>>>>

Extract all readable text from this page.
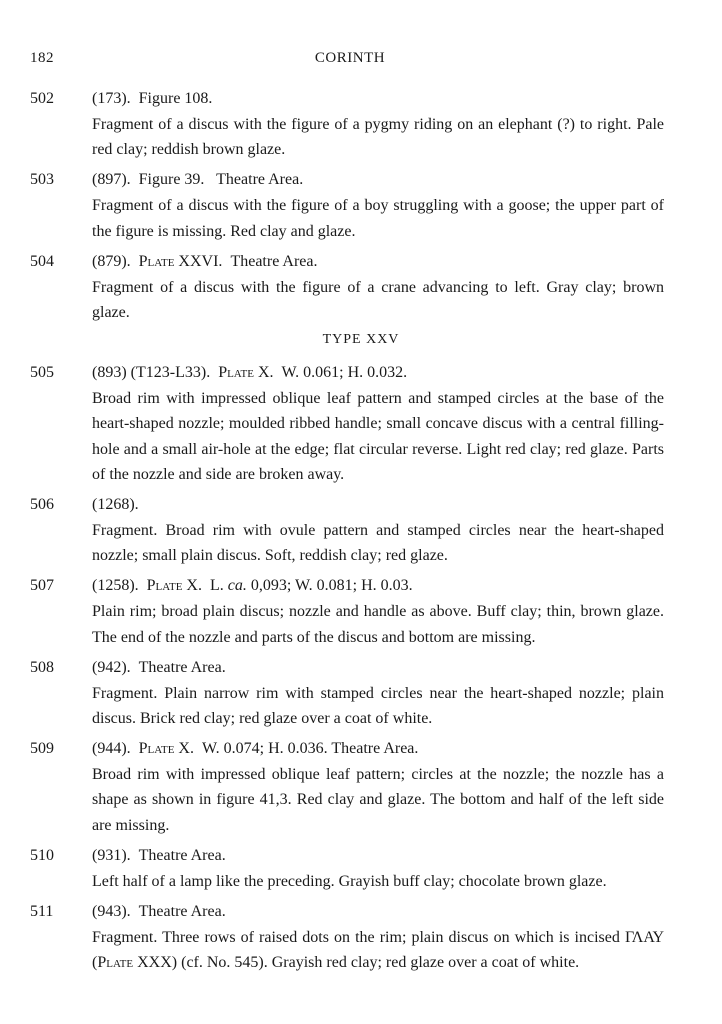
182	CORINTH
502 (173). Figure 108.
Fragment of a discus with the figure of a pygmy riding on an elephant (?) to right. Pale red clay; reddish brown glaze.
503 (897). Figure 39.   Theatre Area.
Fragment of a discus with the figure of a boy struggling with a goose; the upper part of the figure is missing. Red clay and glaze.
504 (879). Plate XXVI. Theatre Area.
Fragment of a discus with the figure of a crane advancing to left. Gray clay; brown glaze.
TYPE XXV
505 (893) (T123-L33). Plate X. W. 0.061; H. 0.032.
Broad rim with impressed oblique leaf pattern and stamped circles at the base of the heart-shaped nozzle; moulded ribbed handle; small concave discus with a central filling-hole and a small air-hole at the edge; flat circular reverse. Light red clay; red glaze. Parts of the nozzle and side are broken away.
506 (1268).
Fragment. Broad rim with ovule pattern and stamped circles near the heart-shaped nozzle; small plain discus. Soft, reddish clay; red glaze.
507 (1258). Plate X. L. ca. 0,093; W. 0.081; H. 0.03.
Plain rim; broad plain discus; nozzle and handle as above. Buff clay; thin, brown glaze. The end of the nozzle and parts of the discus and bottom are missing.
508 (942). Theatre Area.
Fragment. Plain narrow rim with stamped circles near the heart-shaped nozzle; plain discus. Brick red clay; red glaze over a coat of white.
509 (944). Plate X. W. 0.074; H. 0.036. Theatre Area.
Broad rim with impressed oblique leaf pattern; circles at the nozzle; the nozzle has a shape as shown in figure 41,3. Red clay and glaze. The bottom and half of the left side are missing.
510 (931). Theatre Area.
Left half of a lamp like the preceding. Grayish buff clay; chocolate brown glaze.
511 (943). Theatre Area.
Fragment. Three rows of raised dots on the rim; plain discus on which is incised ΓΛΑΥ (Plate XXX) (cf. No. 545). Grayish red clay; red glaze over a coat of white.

<<<<

TASK DETAILS:
Repeat the data exactly, excluding the pictures.

TASK SOLUTION:
Extract all readable text from this page.
182	CORINTH
502 (173). Figure 108.
Fragment of a discus with the figure of a pygmy riding on an elephant (?) to right. Pale red clay; reddish brown glaze.
503 (897). Figure 39.   Theatre Area.
Fragment of a discus with the figure of a boy struggling with a goose; the upper part of the figure is missing. Red clay and glaze.
504 (879). Plate XXVI. Theatre Area.
Fragment of a discus with the figure of a crane advancing to left. Gray clay; brown glaze.
TYPE XXV
505 (893) (T123-L33). Plate X. W. 0.061; H. 0.032.
Broad rim with impressed oblique leaf pattern and stamped circles at the base of the heart-shaped nozzle; moulded ribbed handle; small concave discus with a central filling-hole and a small air-hole at the edge; flat circular reverse. Light red clay; red glaze. Parts of the nozzle and side are broken away.
506 (1268).
Fragment. Broad rim with ovule pattern and stamped circles near the heart-shaped nozzle; small plain discus. Soft, reddish clay; red glaze.
507 (1258). Plate X. L. ca. 0,093; W. 0.081; H. 0.03.
Plain rim; broad plain discus; nozzle and handle as above. Buff clay; thin, brown glaze. The end of the nozzle and parts of the discus and bottom are missing.
508 (942). Theatre Area.
Fragment. Plain narrow rim with stamped circles near the heart-shaped nozzle; plain discus. Brick red clay; red glaze over a coat of white.
509 (944). Plate X. W. 0.074; H. 0.036. Theatre Area.
Broad rim with impressed oblique leaf pattern; circles at the nozzle; the nozzle has a shape as shown in figure 41,3. Red clay and glaze. The bottom and half of the left side are missing.
510 (931). Theatre Area.
Left half of a lamp like the preceding. Grayish buff clay; chocolate brown glaze.
511 (943). Theatre Area.
Fragment. Three rows of raised dots on the rim; plain discus on which is incised ΓΛΑΥ (Plate XXX) (cf. No. 545). Grayish red clay; red glaze over a coat of white.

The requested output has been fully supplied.